TO BE DONE >>
Find the string "structured" in the records. Copy every line it appears in.

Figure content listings
↓

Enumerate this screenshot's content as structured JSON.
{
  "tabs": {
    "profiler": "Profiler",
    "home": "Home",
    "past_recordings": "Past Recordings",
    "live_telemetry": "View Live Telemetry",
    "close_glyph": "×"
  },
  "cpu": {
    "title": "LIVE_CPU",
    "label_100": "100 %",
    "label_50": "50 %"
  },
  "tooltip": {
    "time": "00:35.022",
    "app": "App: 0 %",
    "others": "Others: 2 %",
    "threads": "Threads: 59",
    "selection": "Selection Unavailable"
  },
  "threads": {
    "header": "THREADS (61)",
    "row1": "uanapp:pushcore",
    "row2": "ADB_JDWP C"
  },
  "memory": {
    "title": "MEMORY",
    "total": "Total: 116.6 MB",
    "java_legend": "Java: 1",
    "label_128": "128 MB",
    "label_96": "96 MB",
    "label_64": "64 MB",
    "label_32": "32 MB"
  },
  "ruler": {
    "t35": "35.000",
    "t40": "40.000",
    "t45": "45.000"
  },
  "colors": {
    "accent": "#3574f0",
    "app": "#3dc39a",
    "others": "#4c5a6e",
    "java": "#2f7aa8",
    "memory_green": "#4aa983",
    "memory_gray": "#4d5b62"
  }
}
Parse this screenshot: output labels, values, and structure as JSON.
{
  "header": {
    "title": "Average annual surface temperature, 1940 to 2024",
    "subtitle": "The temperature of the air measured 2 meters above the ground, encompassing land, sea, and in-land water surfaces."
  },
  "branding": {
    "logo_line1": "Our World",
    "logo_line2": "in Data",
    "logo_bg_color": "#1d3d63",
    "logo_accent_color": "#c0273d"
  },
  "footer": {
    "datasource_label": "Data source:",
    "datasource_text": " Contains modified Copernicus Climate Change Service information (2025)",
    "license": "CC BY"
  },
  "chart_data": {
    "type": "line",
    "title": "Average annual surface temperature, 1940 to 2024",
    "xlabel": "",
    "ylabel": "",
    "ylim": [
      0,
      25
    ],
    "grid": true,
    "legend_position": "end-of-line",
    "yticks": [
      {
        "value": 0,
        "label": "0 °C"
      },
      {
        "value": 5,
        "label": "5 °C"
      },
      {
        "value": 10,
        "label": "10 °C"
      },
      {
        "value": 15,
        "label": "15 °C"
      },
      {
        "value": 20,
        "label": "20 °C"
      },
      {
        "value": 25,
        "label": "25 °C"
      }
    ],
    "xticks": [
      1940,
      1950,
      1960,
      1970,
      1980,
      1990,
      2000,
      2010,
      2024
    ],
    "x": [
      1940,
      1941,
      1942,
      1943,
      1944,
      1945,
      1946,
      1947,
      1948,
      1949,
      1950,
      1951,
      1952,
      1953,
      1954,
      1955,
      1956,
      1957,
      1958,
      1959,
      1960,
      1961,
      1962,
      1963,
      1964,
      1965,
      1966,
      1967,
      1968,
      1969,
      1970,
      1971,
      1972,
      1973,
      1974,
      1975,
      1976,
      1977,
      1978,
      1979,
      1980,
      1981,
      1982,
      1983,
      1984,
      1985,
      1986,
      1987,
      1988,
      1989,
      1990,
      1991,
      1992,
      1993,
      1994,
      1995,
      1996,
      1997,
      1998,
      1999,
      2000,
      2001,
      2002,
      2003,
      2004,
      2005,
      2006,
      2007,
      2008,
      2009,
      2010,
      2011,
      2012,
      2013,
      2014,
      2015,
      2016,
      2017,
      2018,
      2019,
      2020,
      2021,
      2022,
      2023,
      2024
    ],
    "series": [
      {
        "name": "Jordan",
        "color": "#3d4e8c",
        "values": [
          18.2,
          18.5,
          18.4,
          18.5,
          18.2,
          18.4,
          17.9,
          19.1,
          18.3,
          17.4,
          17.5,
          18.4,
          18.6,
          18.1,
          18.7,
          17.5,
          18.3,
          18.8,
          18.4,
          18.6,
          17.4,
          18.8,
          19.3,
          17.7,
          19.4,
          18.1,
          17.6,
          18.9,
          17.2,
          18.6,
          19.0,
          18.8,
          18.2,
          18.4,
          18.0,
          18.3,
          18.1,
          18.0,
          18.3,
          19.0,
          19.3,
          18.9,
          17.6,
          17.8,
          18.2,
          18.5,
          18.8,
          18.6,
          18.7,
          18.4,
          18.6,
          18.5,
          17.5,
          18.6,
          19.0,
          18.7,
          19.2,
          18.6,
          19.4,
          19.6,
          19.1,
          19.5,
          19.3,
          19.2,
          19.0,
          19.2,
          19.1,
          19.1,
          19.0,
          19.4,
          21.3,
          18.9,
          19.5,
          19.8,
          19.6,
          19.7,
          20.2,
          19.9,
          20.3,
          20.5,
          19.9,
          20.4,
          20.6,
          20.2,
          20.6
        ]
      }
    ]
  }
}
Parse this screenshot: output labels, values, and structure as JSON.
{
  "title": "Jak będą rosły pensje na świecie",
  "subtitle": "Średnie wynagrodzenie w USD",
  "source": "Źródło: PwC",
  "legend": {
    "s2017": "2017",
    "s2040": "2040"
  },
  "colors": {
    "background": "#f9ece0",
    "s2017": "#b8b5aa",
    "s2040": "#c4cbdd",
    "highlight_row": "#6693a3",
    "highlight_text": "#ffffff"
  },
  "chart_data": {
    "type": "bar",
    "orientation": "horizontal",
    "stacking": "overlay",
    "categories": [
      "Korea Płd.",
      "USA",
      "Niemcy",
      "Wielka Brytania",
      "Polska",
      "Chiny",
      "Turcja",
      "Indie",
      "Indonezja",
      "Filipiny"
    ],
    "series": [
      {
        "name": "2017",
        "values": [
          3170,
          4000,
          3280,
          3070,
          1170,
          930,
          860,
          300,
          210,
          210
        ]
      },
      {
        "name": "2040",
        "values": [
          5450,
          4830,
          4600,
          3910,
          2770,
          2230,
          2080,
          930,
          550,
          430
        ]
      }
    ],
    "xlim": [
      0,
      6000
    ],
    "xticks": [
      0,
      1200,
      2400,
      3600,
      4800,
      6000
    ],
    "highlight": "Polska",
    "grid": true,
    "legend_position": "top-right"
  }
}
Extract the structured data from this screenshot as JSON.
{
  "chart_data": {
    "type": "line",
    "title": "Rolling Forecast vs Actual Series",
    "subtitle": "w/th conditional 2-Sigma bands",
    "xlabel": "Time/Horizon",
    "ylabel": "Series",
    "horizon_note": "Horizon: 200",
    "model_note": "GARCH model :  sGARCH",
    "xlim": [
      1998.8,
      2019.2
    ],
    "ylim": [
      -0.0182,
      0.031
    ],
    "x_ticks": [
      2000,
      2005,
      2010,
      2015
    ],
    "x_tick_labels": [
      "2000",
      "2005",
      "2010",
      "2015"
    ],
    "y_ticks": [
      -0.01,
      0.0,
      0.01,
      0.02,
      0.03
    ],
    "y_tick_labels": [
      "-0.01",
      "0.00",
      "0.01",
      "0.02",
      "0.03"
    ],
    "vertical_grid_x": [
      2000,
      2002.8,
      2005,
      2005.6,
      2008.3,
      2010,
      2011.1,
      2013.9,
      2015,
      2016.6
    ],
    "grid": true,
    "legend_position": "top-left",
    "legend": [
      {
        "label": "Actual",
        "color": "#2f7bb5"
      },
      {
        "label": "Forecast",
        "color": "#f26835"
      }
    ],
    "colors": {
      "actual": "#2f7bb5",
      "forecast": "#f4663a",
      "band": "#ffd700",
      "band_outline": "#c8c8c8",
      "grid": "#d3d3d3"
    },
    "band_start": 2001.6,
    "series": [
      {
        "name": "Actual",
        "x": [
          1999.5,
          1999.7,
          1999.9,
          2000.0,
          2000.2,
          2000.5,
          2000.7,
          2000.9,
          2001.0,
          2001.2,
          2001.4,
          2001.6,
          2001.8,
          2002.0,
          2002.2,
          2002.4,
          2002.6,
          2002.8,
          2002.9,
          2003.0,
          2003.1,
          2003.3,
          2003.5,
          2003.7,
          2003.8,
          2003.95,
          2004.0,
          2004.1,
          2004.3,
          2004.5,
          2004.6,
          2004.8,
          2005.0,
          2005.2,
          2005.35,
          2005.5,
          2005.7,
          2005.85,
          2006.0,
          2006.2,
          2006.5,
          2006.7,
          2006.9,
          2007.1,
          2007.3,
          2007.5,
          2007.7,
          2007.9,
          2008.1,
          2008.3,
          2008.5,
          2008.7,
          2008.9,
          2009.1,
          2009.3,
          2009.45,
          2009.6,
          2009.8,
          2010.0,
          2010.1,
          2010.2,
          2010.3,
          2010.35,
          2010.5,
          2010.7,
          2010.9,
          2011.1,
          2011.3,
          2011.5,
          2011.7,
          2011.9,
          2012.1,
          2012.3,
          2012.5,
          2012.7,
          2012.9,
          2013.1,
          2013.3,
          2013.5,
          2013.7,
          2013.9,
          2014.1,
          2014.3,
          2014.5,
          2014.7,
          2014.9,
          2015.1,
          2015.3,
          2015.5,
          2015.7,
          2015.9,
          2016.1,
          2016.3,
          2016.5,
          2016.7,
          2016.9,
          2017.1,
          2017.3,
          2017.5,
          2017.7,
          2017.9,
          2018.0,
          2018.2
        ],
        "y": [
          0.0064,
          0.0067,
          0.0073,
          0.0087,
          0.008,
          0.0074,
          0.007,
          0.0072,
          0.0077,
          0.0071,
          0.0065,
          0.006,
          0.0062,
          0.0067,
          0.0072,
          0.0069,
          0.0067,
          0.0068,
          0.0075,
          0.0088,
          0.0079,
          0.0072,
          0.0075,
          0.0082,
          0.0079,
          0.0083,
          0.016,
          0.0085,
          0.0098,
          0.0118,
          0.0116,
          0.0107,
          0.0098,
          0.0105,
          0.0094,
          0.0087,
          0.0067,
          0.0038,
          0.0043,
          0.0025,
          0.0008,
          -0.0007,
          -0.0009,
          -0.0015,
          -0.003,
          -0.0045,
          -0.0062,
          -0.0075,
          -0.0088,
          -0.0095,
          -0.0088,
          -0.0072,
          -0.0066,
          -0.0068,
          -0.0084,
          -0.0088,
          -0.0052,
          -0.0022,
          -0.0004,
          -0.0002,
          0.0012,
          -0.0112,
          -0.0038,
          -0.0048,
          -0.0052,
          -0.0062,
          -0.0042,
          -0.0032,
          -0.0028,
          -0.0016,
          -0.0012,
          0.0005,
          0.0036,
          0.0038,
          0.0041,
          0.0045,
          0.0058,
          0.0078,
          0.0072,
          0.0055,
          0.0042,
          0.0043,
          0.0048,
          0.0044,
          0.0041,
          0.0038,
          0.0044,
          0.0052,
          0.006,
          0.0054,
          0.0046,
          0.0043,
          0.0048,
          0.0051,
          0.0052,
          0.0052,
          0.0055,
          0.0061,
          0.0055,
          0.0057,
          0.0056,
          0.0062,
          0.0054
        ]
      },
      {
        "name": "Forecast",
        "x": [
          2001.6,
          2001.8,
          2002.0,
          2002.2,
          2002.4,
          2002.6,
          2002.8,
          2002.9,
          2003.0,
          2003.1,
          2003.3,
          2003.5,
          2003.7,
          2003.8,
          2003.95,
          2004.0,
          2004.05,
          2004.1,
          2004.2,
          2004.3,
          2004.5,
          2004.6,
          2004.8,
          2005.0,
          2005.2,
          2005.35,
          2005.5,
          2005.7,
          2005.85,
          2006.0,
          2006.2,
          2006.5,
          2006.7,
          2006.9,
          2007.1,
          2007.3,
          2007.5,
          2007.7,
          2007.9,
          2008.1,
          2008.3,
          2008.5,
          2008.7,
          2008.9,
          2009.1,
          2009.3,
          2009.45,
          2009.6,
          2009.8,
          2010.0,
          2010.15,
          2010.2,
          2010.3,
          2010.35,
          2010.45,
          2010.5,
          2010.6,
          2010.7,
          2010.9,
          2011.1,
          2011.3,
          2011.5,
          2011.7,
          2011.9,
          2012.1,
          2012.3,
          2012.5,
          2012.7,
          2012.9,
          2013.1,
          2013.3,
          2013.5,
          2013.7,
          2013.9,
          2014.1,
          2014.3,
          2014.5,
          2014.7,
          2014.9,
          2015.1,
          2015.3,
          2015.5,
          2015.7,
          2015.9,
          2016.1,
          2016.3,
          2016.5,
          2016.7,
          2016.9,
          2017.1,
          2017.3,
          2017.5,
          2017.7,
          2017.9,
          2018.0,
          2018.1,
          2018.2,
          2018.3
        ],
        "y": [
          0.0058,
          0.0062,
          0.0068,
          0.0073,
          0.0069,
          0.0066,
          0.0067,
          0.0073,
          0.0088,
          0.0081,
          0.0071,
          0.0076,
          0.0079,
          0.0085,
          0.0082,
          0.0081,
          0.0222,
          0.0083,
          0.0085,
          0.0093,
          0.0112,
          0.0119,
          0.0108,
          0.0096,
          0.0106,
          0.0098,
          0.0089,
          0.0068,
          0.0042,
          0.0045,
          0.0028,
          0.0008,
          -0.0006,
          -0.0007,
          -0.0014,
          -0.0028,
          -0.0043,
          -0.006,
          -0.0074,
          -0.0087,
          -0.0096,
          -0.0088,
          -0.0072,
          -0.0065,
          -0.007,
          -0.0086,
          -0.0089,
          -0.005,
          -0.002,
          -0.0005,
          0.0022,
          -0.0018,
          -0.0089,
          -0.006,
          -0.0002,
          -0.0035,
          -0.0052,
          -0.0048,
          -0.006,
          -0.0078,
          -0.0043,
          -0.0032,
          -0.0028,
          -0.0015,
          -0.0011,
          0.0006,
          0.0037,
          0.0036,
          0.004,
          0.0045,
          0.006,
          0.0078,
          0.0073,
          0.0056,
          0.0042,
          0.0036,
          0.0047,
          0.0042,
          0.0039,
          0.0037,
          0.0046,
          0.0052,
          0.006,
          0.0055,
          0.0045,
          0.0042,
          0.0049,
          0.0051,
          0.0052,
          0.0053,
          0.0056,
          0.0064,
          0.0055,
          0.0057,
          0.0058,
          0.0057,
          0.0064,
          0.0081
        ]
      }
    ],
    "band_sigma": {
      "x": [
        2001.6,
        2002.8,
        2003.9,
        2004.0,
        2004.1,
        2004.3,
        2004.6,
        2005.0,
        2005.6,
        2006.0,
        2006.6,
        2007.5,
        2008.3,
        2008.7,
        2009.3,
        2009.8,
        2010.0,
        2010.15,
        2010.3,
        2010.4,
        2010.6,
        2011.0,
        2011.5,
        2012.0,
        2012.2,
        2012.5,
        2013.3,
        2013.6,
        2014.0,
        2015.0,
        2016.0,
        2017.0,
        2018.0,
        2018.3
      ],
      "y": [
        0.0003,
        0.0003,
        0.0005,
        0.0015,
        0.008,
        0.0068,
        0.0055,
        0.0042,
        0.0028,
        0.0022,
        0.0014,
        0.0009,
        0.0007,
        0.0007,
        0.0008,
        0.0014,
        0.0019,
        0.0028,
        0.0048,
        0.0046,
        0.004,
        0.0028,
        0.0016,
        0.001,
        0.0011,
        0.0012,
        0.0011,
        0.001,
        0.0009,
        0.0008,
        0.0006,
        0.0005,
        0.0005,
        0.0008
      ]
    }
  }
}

↑

TASK RESULT >>
Enumerate this screenshot's content as structured JSON.
Extract the structured data from this screenshot as JSON.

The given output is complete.